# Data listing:
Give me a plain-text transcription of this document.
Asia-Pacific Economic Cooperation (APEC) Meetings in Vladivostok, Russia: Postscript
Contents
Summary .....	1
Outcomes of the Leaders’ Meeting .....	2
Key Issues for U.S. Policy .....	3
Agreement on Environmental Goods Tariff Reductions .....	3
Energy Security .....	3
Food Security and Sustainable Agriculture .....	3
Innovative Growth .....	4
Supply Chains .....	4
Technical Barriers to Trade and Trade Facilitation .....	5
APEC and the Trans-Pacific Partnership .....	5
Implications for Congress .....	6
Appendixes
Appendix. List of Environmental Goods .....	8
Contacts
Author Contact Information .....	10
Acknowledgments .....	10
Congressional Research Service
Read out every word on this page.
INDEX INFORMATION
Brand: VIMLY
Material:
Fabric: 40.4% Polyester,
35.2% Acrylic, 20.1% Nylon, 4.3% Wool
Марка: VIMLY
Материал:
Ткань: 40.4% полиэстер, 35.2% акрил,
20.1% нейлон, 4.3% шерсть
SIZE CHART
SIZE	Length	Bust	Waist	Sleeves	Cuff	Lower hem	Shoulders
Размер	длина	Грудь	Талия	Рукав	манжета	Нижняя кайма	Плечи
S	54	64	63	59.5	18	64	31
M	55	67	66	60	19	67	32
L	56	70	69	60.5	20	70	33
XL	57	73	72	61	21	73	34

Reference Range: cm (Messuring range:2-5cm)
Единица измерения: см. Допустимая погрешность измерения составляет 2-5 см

--

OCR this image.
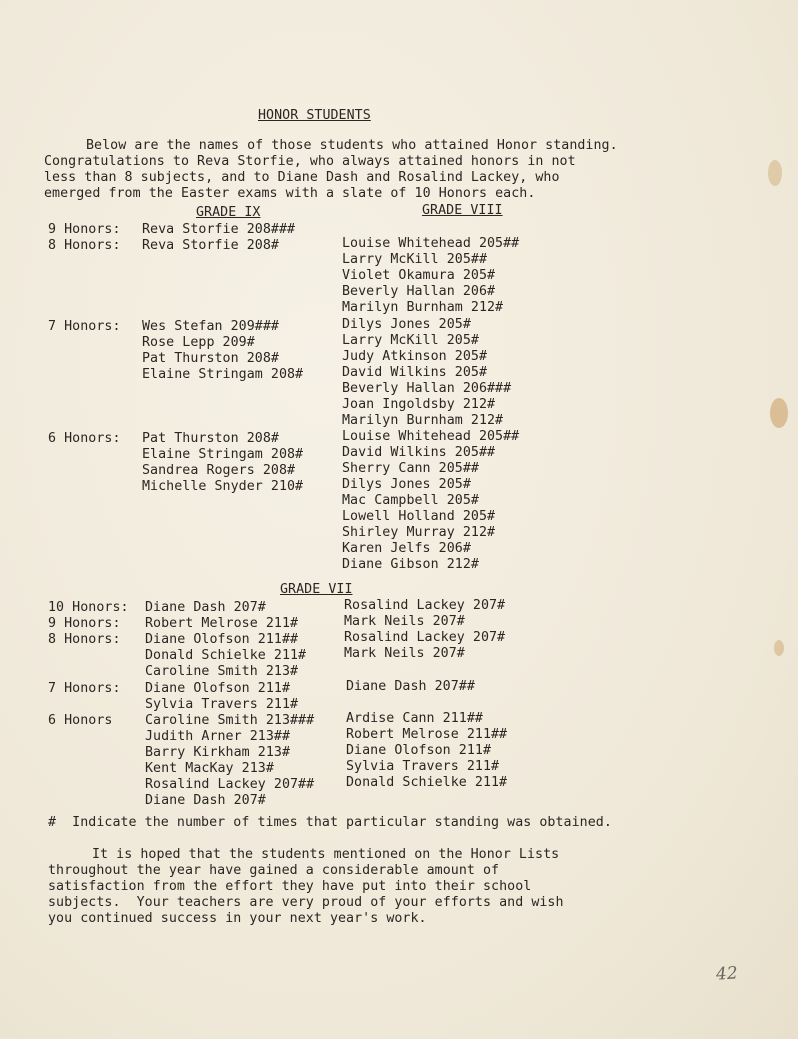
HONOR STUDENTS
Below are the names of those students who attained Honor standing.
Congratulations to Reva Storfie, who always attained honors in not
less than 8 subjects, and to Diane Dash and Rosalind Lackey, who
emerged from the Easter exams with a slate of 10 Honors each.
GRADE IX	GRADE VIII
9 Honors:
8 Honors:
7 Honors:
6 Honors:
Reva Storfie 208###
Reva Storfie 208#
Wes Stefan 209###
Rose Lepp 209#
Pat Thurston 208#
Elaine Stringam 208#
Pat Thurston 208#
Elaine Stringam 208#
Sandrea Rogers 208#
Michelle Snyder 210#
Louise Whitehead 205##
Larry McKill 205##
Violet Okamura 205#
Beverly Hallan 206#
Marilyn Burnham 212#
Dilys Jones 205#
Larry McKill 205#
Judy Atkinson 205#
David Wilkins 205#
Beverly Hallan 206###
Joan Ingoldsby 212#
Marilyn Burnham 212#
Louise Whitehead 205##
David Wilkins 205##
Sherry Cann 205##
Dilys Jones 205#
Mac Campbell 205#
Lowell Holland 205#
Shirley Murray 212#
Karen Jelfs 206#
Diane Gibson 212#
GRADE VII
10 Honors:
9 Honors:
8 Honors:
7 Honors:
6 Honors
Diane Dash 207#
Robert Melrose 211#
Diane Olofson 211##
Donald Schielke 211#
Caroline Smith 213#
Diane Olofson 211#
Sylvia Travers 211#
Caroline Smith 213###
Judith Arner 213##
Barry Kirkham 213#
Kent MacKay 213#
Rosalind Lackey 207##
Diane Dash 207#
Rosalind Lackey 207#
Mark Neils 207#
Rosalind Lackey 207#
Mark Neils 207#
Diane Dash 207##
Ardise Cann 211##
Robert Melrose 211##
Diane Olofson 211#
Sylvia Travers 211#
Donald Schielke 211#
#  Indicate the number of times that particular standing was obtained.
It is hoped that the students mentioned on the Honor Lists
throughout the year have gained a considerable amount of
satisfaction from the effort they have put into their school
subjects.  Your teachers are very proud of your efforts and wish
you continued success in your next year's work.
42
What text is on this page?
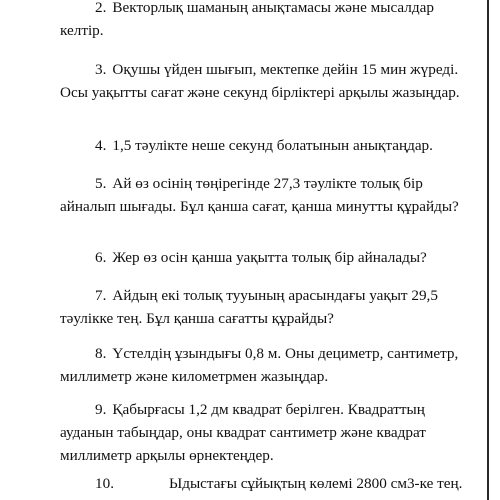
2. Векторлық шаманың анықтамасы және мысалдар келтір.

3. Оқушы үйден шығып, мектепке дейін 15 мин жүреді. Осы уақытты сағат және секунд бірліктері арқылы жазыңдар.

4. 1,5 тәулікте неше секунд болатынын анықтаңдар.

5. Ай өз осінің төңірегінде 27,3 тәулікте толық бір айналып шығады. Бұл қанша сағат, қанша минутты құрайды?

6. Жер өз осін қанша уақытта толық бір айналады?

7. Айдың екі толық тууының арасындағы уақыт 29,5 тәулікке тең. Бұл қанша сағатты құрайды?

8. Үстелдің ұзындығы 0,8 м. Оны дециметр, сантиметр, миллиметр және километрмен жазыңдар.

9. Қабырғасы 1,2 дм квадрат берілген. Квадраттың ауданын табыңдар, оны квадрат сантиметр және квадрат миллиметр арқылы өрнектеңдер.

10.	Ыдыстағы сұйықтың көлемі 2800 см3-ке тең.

==

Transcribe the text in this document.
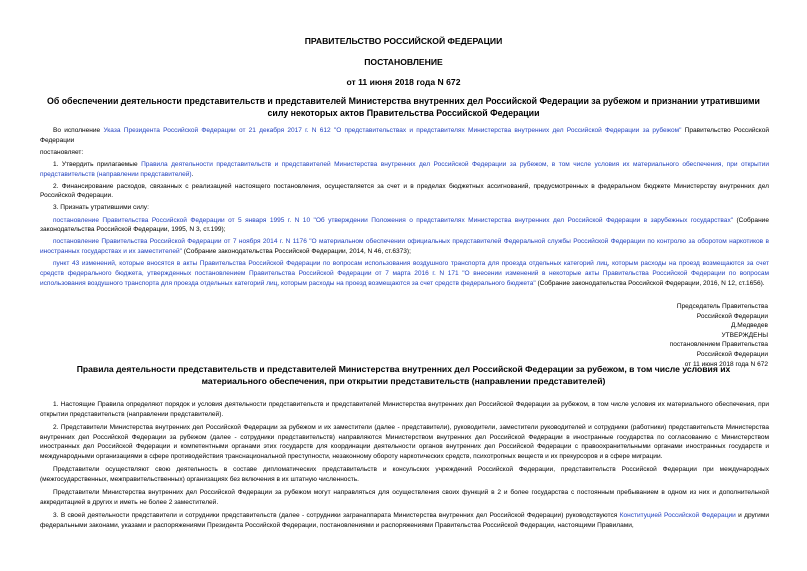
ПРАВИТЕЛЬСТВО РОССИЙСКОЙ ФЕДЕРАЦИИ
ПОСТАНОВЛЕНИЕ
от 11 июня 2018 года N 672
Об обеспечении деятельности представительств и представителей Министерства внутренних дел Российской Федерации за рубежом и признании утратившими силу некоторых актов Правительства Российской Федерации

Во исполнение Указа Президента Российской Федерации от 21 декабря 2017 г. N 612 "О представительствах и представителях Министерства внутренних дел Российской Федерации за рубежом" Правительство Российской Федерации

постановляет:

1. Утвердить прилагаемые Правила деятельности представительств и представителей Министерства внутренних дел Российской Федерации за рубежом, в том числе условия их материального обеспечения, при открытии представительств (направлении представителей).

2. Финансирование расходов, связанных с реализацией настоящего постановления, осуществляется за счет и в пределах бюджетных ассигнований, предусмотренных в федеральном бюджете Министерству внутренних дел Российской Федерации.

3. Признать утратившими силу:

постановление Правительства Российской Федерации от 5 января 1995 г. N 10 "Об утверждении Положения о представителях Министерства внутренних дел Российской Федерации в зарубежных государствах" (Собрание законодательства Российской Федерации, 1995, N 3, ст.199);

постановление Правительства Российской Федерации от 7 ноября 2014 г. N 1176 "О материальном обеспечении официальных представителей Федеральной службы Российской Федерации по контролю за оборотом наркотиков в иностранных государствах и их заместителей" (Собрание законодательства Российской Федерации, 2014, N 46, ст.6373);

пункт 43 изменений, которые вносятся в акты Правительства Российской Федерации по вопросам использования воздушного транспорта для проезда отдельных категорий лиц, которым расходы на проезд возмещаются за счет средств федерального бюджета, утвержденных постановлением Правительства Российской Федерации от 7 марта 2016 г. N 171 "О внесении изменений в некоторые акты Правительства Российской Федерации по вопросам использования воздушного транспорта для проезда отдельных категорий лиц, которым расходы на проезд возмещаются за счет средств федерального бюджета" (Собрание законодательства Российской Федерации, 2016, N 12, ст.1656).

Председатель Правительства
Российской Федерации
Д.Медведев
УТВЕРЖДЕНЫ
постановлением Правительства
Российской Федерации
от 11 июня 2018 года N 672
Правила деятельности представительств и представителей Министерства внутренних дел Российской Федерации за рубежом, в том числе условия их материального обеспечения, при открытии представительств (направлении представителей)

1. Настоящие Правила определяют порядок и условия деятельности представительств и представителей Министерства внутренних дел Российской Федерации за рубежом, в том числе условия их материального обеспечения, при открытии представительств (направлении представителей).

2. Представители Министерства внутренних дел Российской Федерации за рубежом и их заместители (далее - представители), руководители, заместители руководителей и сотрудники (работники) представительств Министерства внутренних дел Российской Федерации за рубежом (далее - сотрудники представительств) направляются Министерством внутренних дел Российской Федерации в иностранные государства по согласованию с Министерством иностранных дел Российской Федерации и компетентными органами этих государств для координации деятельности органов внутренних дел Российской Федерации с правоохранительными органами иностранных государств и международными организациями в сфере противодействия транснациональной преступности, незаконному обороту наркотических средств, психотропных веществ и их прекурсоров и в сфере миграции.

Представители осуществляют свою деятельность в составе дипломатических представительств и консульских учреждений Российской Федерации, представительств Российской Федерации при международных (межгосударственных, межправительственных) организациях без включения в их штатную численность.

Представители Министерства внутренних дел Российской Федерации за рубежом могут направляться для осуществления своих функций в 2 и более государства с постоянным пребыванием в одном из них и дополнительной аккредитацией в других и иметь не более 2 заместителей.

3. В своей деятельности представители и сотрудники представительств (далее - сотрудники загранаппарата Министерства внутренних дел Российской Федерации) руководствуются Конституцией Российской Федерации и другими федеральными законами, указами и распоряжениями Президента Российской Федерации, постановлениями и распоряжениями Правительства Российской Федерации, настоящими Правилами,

# Exercise:
Select all lines in the listing that include the word "законодательства".

# Task output:
постановление Правительства Российской Федерации от 5 января 1995 г. N 10 "Об утверждении Положения о представителях Министерства внутренних дел Российской Федерации в зарубежных государствах" (Собрание законодательства Российской Федерации, 1995, N 3, ст.199);
постановление Правительства Российской Федерации от 7 ноября 2014 г. N 1176 "О материальном обеспечении официальных представителей Федеральной службы Российской Федерации по контролю за оборотом наркотиков в иностранных государствах и их заместителей" (Собрание законодательства Российской Федерации, 2014, N 46, ст.6373);
пункт 43 изменений, которые вносятся в акты Правительства Российской Федерации по вопросам использования воздушного транспорта для проезда отдельных категорий лиц, которым расходы на проезд возмещаются за счет средств федерального бюджета, утвержденных постановлением Правительства Российской Федерации от 7 марта 2016 г. N 171 "О внесении изменений в некоторые акты Правительства Российской Федерации по вопросам использования воздушного транспорта для проезда отдельных категорий лиц, которым расходы на проезд возмещаются за счет средств федерального бюджета" (Собрание законодательства Российской Федерации, 2016, N 12, ст.1656).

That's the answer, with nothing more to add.